# Exercise details
Restate the entries word for word, omitting nothing.

# # # #

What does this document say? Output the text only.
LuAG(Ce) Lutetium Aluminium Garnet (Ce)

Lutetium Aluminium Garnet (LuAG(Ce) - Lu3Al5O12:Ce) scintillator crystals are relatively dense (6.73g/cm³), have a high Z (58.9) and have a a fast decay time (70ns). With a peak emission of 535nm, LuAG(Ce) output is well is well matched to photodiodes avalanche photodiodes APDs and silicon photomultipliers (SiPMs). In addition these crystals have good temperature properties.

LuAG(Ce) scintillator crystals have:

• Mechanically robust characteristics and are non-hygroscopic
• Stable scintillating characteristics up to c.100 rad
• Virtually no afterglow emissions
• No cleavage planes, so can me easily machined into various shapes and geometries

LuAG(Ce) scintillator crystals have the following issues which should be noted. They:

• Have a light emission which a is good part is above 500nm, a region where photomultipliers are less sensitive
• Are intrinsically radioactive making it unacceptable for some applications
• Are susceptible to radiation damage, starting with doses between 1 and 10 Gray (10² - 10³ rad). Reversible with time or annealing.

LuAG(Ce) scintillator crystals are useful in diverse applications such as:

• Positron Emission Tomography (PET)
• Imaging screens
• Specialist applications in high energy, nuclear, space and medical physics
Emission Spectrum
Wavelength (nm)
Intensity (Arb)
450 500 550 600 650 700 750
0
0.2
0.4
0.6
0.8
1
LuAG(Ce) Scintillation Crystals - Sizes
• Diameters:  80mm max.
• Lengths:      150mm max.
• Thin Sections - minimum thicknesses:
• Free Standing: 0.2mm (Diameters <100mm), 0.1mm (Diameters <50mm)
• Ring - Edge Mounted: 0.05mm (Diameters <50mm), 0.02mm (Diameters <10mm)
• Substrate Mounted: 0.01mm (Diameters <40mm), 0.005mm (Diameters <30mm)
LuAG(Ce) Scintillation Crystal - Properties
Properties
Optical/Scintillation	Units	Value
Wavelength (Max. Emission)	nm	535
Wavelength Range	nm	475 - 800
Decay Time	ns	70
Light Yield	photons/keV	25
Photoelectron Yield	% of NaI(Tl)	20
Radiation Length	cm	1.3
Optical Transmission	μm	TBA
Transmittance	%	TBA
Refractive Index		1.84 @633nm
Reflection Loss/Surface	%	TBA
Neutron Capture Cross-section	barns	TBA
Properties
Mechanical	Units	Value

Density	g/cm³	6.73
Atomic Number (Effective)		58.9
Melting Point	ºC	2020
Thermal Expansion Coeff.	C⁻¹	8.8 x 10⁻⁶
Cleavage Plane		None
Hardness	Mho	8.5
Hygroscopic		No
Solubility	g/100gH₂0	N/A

# # # #

# Exercise answer
What does this document say? Output the text only.
LuAG(Ce) Lutetium Aluminium Garnet (Ce)

Lutetium Aluminium Garnet (LuAG(Ce) - Lu3Al5O12:Ce) scintillator crystals are relatively dense (6.73g/cm³), have a high Z (58.9) and have a a fast decay time (70ns). With a peak emission of 535nm, LuAG(Ce) output is well is well matched to photodiodes avalanche photodiodes APDs and silicon photomultipliers (SiPMs). In addition these crystals have good temperature properties.

LuAG(Ce) scintillator crystals have:

• Mechanically robust characteristics and are non-hygroscopic
• Stable scintillating characteristics up to c.100 rad
• Virtually no afterglow emissions
• No cleavage planes, so can me easily machined into various shapes and geometries

LuAG(Ce) scintillator crystals have the following issues which should be noted. They:

• Have a light emission which a is good part is above 500nm, a region where photomultipliers are less sensitive
• Are intrinsically radioactive making it unacceptable for some applications
• Are susceptible to radiation damage, starting with doses between 1 and 10 Gray (10² - 10³ rad). Reversible with time or annealing.

LuAG(Ce) scintillator crystals are useful in diverse applications such as:

• Positron Emission Tomography (PET)
• Imaging screens
• Specialist applications in high energy, nuclear, space and medical physics
Emission Spectrum
Wavelength (nm)
Intensity (Arb)
450 500 550 600 650 700 750
0
0.2
0.4
0.6
0.8
1
LuAG(Ce) Scintillation Crystals - Sizes
• Diameters:  80mm max.
• Lengths:      150mm max.
• Thin Sections - minimum thicknesses:
• Free Standing: 0.2mm (Diameters <100mm), 0.1mm (Diameters <50mm)
• Ring - Edge Mounted: 0.05mm (Diameters <50mm), 0.02mm (Diameters <10mm)
• Substrate Mounted: 0.01mm (Diameters <40mm), 0.005mm (Diameters <30mm)
LuAG(Ce) Scintillation Crystal - Properties
Properties
Optical/Scintillation	Units	Value
Wavelength (Max. Emission)	nm	535
Wavelength Range	nm	475 - 800
Decay Time	ns	70
Light Yield	photons/keV	25
Photoelectron Yield	% of NaI(Tl)	20
Radiation Length	cm	1.3
Optical Transmission	μm	TBA
Transmittance	%	TBA
Refractive Index		1.84 @633nm
Reflection Loss/Surface	%	TBA
Neutron Capture Cross-section	barns	TBA
Properties
Mechanical	Units	Value

Density	g/cm³	6.73
Atomic Number (Effective)		58.9
Melting Point	ºC	2020
Thermal Expansion Coeff.	C⁻¹	8.8 x 10⁻⁶
Cleavage Plane		None
Hardness	Mho	8.5
Hygroscopic		No
Solubility	g/100gH₂0	N/A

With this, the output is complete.